Exercise aim →
Tell how many lines have the string "Obstructive" in them, and write nothing besides the number.

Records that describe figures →
◇ ◇ ◇

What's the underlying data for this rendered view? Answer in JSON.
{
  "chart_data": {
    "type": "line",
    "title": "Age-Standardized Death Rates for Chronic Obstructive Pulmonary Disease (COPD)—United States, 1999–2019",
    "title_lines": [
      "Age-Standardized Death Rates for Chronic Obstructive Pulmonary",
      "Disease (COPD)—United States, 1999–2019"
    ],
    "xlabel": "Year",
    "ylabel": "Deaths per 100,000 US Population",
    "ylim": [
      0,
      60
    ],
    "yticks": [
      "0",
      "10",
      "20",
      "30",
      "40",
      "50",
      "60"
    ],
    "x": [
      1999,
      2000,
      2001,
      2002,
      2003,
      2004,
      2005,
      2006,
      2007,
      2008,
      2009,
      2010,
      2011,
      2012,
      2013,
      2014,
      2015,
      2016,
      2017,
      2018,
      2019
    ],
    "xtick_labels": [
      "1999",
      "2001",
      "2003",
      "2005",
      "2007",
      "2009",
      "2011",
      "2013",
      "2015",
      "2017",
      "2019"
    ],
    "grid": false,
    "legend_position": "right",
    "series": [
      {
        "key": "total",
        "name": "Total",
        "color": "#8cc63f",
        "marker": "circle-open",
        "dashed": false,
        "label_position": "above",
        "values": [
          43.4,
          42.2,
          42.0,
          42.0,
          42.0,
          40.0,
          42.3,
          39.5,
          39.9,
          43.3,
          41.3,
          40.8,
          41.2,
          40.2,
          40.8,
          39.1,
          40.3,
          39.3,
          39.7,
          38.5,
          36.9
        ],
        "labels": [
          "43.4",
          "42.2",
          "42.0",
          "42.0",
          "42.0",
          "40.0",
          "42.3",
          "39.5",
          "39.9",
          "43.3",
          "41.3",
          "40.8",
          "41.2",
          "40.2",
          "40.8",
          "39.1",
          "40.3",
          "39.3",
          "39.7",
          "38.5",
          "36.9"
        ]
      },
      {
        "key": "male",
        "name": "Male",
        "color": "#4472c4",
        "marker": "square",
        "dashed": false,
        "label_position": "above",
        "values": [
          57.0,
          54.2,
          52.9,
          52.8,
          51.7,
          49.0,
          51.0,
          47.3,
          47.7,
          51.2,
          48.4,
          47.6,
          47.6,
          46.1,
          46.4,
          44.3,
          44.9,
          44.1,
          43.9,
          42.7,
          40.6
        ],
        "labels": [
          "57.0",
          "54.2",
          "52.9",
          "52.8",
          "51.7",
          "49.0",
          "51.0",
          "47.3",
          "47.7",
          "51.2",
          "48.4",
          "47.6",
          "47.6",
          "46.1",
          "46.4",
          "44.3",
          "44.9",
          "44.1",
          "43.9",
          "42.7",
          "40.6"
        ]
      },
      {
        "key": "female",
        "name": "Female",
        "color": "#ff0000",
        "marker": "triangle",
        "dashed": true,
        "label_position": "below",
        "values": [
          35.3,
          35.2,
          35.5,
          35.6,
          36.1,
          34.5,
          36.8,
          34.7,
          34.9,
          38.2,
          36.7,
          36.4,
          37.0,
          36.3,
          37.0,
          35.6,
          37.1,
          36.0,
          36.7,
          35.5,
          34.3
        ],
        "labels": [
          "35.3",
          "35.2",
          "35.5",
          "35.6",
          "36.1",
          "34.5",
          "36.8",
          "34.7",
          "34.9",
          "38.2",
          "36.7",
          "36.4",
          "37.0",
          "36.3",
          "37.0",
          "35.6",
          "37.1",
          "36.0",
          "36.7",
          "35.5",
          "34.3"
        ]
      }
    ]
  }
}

◇ ◇ ◇

Result of the task →
2